== What the task asks ==
Would you repeat the listing exactly but omit every picture?

== Stored records ==
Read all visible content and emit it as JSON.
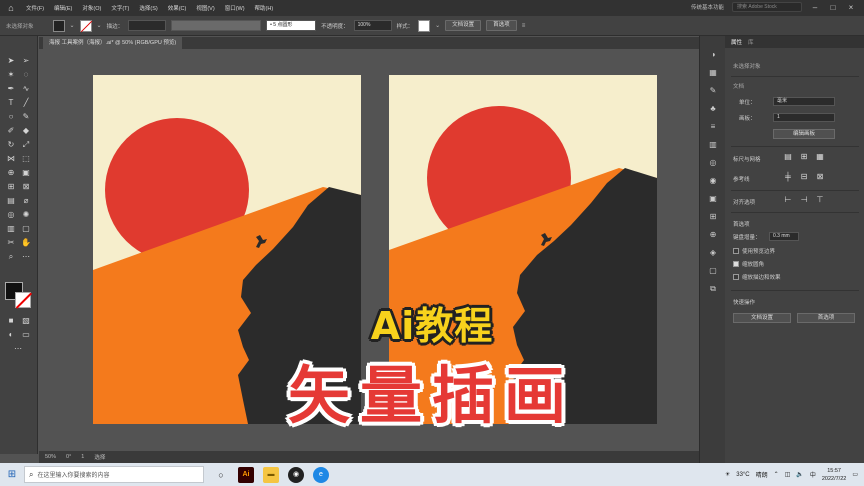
{
  "menubar": {
    "items": [
      "文件(F)",
      "编辑(E)",
      "对象(O)",
      "文字(T)",
      "选择(S)",
      "效果(C)",
      "视图(V)",
      "窗口(W)",
      "帮助(H)"
    ],
    "workspace": "传统基本功能",
    "search_placeholder": "搜索 Adobe Stock"
  },
  "controlbar": {
    "no_selection": "未选择对象",
    "stroke_label": "描边：",
    "stroke_value": "",
    "brush_value": "• 5 点圆形",
    "opacity_label": "不透明度：",
    "opacity_value": "100%",
    "style_label": "样式：",
    "doc_setup": "文档设置",
    "prefs": "首选项"
  },
  "document": {
    "tab_label": "海报 工具案例（海报）.ai* @ 50% (RGB/GPU 预览)"
  },
  "statusbar": {
    "zoom": "50%",
    "angle": "0°",
    "page": "1",
    "tool": "选择"
  },
  "panel": {
    "tab_properties": "属性",
    "tab_libraries": "库",
    "no_selection": "未选择对象",
    "document_hdr": "文档",
    "units_label": "单位：",
    "units_value": "毫米",
    "artboard_label": "画板：",
    "artboard_value": "1",
    "edit_artboard": "编辑画板",
    "ruler_grid_hdr": "标尺与网格",
    "guides_hdr": "参考线",
    "align_hdr": "对齐选项",
    "prefs_hdr": "首选项",
    "keyboard_inc_label": "键盘增量：",
    "keyboard_inc_value": "0.3 mm",
    "check_preview_bounds": "使用预览边界",
    "check_scale_corners": "缩放圆角",
    "check_scale_strokes": "缩放描边和效果",
    "quick_actions_hdr": "快速操作",
    "quick_doc_setup": "文档设置",
    "quick_prefs": "首选项"
  },
  "overlay": {
    "title": "Ai教程",
    "subtitle": "矢量插画"
  },
  "taskbar": {
    "search_placeholder": "在这里输入你要搜索的内容",
    "temperature": "33°C",
    "weather": "晴朗",
    "time": "15:57",
    "date": "2022/7/22",
    "lang": "中"
  },
  "colors": {
    "artboard_bg": "#f6eecc",
    "sun": "#e03a2f",
    "dune": "#f47a1c",
    "silhouette": "#2b2b2b",
    "title_yellow": "#f8d21c",
    "subtitle_red": "#e53935"
  }
}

== Output for this exercise ==
Read all visible content and emit it as JSON.
{
  "menubar": {
    "items": [
      "文件(F)",
      "编辑(E)",
      "对象(O)",
      "文字(T)",
      "选择(S)",
      "效果(C)",
      "视图(V)",
      "窗口(W)",
      "帮助(H)"
    ],
    "workspace": "传统基本功能",
    "search_placeholder": "搜索 Adobe Stock"
  },
  "controlbar": {
    "no_selection": "未选择对象",
    "stroke_label": "描边：",
    "stroke_value": "",
    "brush_value": "• 5 点圆形",
    "opacity_label": "不透明度：",
    "opacity_value": "100%",
    "style_label": "样式：",
    "doc_setup": "文档设置",
    "prefs": "首选项"
  },
  "document": {
    "tab_label": "海报 工具案例（海报）.ai* @ 50% (RGB/GPU 预览)"
  },
  "statusbar": {
    "zoom": "50%",
    "angle": "0°",
    "page": "1",
    "tool": "选择"
  },
  "panel": {
    "tab_properties": "属性",
    "tab_libraries": "库",
    "no_selection": "未选择对象",
    "document_hdr": "文档",
    "units_label": "单位：",
    "units_value": "毫米",
    "artboard_label": "画板：",
    "artboard_value": "1",
    "edit_artboard": "编辑画板",
    "ruler_grid_hdr": "标尺与网格",
    "guides_hdr": "参考线",
    "align_hdr": "对齐选项",
    "prefs_hdr": "首选项",
    "keyboard_inc_label": "键盘增量：",
    "keyboard_inc_value": "0.3 mm",
    "check_preview_bounds": "使用预览边界",
    "check_scale_corners": "缩放圆角",
    "check_scale_strokes": "缩放描边和效果",
    "quick_actions_hdr": "快速操作",
    "quick_doc_setup": "文档设置",
    "quick_prefs": "首选项"
  },
  "overlay": {
    "title": "Ai教程",
    "subtitle": "矢量插画"
  },
  "taskbar": {
    "search_placeholder": "在这里输入你要搜索的内容",
    "temperature": "33°C",
    "weather": "晴朗",
    "time": "15:57",
    "date": "2022/7/22",
    "lang": "中"
  },
  "colors": {
    "artboard_bg": "#f6eecc",
    "sun": "#e03a2f",
    "dune": "#f47a1c",
    "silhouette": "#2b2b2b",
    "title_yellow": "#f8d21c",
    "subtitle_red": "#e53935"
  }
}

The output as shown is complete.